**Problem:** Reproduce the records below in full and exactly, without their images.

[Start Material provided]

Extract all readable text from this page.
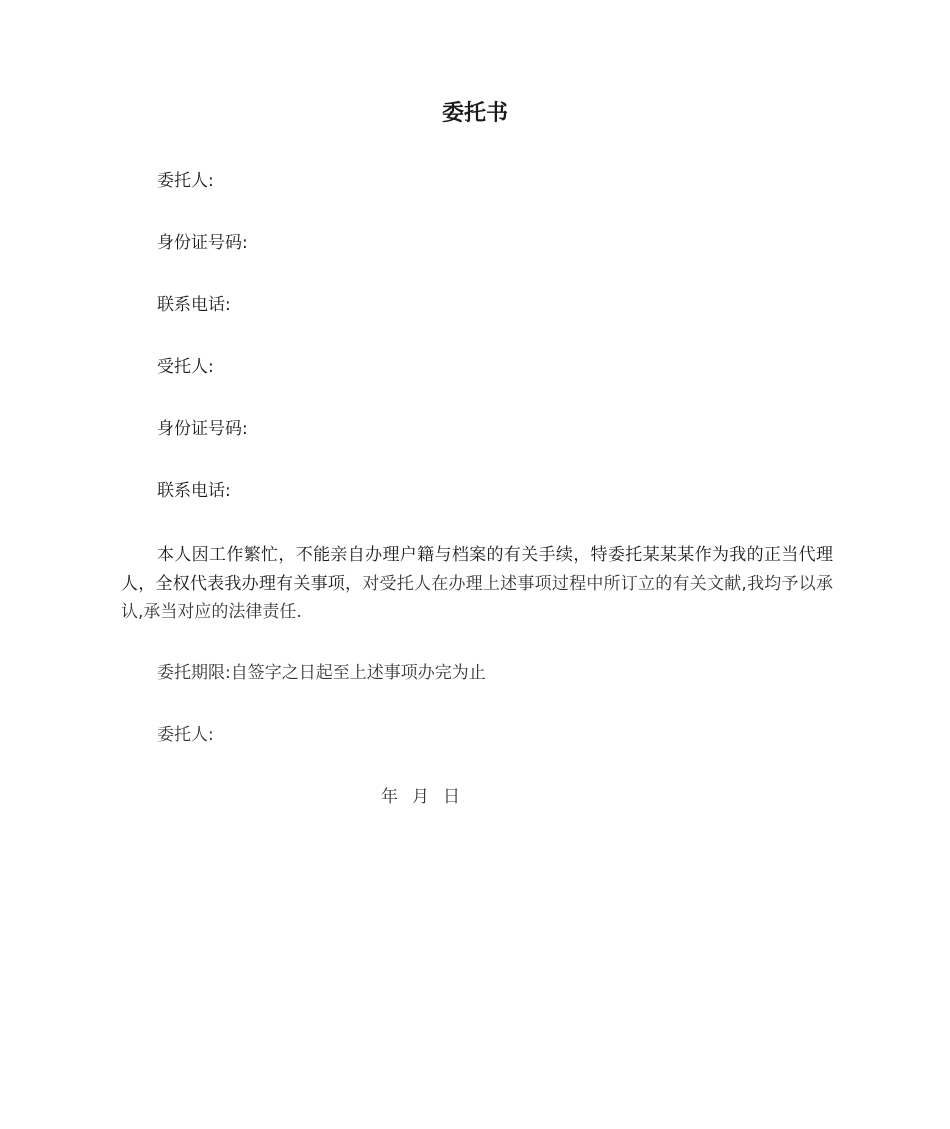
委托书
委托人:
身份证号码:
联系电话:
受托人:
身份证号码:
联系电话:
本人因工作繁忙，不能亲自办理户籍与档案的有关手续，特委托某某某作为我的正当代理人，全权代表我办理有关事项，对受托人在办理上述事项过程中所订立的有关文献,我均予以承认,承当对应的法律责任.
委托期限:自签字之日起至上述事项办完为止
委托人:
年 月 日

[End Material provided]

**Exercise answer:**
Extract all readable text from this page.
委托书
委托人:
身份证号码:
联系电话:
受托人:
身份证号码:
联系电话:
本人因工作繁忙，不能亲自办理户籍与档案的有关手续，特委托某某某作为我的正当代理人，全权代表我办理有关事项，对受托人在办理上述事项过程中所订立的有关文献,我均予以承认,承当对应的法律责任.
委托期限:自签字之日起至上述事项办完为止
委托人:
年 月 日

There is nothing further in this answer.